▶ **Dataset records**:
---+---

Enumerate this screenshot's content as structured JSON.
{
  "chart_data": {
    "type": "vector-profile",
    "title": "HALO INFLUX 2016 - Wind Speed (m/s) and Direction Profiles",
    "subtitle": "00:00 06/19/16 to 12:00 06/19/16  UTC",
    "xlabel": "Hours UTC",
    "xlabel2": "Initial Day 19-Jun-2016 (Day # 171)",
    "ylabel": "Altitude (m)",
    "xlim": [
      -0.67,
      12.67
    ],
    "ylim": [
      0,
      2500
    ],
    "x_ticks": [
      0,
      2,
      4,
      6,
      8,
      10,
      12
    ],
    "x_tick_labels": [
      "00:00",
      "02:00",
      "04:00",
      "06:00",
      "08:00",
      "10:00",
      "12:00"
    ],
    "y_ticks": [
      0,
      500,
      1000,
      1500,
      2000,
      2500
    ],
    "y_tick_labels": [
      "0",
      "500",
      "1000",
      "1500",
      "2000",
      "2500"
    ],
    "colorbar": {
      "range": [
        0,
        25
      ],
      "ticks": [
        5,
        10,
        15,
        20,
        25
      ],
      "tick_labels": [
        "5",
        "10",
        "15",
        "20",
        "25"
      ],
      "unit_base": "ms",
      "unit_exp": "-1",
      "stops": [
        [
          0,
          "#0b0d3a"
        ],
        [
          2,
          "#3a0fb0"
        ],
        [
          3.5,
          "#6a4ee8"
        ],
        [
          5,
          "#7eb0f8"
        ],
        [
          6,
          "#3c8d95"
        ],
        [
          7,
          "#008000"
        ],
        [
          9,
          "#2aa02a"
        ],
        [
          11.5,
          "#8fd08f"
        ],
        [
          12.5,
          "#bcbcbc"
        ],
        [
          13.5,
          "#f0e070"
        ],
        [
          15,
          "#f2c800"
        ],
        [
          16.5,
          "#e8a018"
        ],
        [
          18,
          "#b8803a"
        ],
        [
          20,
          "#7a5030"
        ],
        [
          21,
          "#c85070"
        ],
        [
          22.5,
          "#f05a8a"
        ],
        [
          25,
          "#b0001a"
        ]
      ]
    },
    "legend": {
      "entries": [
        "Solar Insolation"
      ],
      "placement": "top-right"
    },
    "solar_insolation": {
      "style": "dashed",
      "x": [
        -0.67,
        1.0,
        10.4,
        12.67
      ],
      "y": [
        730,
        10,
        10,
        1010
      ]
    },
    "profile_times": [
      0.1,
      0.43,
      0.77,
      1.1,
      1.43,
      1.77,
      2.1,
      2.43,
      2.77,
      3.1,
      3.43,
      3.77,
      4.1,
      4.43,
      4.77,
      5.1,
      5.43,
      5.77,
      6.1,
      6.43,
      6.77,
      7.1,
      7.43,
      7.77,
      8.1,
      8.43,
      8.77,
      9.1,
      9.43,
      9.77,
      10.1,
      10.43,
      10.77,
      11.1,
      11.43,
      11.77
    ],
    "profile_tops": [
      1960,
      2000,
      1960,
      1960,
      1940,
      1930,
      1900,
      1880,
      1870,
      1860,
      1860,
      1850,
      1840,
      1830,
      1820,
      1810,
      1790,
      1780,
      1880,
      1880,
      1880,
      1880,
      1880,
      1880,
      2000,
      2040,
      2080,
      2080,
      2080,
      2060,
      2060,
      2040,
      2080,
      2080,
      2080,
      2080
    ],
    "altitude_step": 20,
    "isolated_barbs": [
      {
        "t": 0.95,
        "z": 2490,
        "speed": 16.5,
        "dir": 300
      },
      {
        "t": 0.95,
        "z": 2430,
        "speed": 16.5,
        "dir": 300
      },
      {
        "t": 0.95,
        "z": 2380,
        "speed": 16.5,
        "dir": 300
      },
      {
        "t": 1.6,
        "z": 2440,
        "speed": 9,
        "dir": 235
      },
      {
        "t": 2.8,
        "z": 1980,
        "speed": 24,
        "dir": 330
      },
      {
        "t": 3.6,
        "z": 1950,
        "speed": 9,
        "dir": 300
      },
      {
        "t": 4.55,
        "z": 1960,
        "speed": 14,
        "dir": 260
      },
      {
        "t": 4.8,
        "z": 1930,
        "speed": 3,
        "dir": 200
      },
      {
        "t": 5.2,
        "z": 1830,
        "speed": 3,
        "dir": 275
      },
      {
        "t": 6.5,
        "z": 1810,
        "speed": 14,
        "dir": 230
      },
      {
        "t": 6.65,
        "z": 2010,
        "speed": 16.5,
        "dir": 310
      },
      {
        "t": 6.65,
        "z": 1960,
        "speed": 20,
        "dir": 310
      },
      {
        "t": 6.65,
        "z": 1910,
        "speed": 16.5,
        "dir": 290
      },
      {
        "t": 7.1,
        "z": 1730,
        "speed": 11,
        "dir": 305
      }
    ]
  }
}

---+---

Write out every line of the records exactly.

Enumerate this screenshot's content as structured JSON.
{
  "chart_data": {
    "type": "vector-profile",
    "title": "HALO INFLUX 2016 - Wind Speed (m/s) and Direction Profiles",
    "subtitle": "00:00 06/19/16 to 12:00 06/19/16  UTC",
    "xlabel": "Hours UTC",
    "xlabel2": "Initial Day 19-Jun-2016 (Day # 171)",
    "ylabel": "Altitude (m)",
    "xlim": [
      -0.67,
      12.67
    ],
    "ylim": [
      0,
      2500
    ],
    "x_ticks": [
      0,
      2,
      4,
      6,
      8,
      10,
      12
    ],
    "x_tick_labels": [
      "00:00",
      "02:00",
      "04:00",
      "06:00",
      "08:00",
      "10:00",
      "12:00"
    ],
    "y_ticks": [
      0,
      500,
      1000,
      1500,
      2000,
      2500
    ],
    "y_tick_labels": [
      "0",
      "500",
      "1000",
      "1500",
      "2000",
      "2500"
    ],
    "colorbar": {
      "range": [
        0,
        25
      ],
      "ticks": [
        5,
        10,
        15,
        20,
        25
      ],
      "tick_labels": [
        "5",
        "10",
        "15",
        "20",
        "25"
      ],
      "unit_base": "ms",
      "unit_exp": "-1",
      "stops": [
        [
          0,
          "#0b0d3a"
        ],
        [
          2,
          "#3a0fb0"
        ],
        [
          3.5,
          "#6a4ee8"
        ],
        [
          5,
          "#7eb0f8"
        ],
        [
          6,
          "#3c8d95"
        ],
        [
          7,
          "#008000"
        ],
        [
          9,
          "#2aa02a"
        ],
        [
          11.5,
          "#8fd08f"
        ],
        [
          12.5,
          "#bcbcbc"
        ],
        [
          13.5,
          "#f0e070"
        ],
        [
          15,
          "#f2c800"
        ],
        [
          16.5,
          "#e8a018"
        ],
        [
          18,
          "#b8803a"
        ],
        [
          20,
          "#7a5030"
        ],
        [
          21,
          "#c85070"
        ],
        [
          22.5,
          "#f05a8a"
        ],
        [
          25,
          "#b0001a"
        ]
      ]
    },
    "legend": {
      "entries": [
        "Solar Insolation"
      ],
      "placement": "top-right"
    },
    "solar_insolation": {
      "style": "dashed",
      "x": [
        -0.67,
        1.0,
        10.4,
        12.67
      ],
      "y": [
        730,
        10,
        10,
        1010
      ]
    },
    "profile_times": [
      0.1,
      0.43,
      0.77,
      1.1,
      1.43,
      1.77,
      2.1,
      2.43,
      2.77,
      3.1,
      3.43,
      3.77,
      4.1,
      4.43,
      4.77,
      5.1,
      5.43,
      5.77,
      6.1,
      6.43,
      6.77,
      7.1,
      7.43,
      7.77,
      8.1,
      8.43,
      8.77,
      9.1,
      9.43,
      9.77,
      10.1,
      10.43,
      10.77,
      11.1,
      11.43,
      11.77
    ],
    "profile_tops": [
      1960,
      2000,
      1960,
      1960,
      1940,
      1930,
      1900,
      1880,
      1870,
      1860,
      1860,
      1850,
      1840,
      1830,
      1820,
      1810,
      1790,
      1780,
      1880,
      1880,
      1880,
      1880,
      1880,
      1880,
      2000,
      2040,
      2080,
      2080,
      2080,
      2060,
      2060,
      2040,
      2080,
      2080,
      2080,
      2080
    ],
    "altitude_step": 20,
    "isolated_barbs": [
      {
        "t": 0.95,
        "z": 2490,
        "speed": 16.5,
        "dir": 300
      },
      {
        "t": 0.95,
        "z": 2430,
        "speed": 16.5,
        "dir": 300
      },
      {
        "t": 0.95,
        "z": 2380,
        "speed": 16.5,
        "dir": 300
      },
      {
        "t": 1.6,
        "z": 2440,
        "speed": 9,
        "dir": 235
      },
      {
        "t": 2.8,
        "z": 1980,
        "speed": 24,
        "dir": 330
      },
      {
        "t": 3.6,
        "z": 1950,
        "speed": 9,
        "dir": 300
      },
      {
        "t": 4.55,
        "z": 1960,
        "speed": 14,
        "dir": 260
      },
      {
        "t": 4.8,
        "z": 1930,
        "speed": 3,
        "dir": 200
      },
      {
        "t": 5.2,
        "z": 1830,
        "speed": 3,
        "dir": 275
      },
      {
        "t": 6.5,
        "z": 1810,
        "speed": 14,
        "dir": 230
      },
      {
        "t": 6.65,
        "z": 2010,
        "speed": 16.5,
        "dir": 310
      },
      {
        "t": 6.65,
        "z": 1960,
        "speed": 20,
        "dir": 310
      },
      {
        "t": 6.65,
        "z": 1910,
        "speed": 16.5,
        "dir": 290
      },
      {
        "t": 7.1,
        "z": 1730,
        "speed": 11,
        "dir": 305
      }
    ]
  }
}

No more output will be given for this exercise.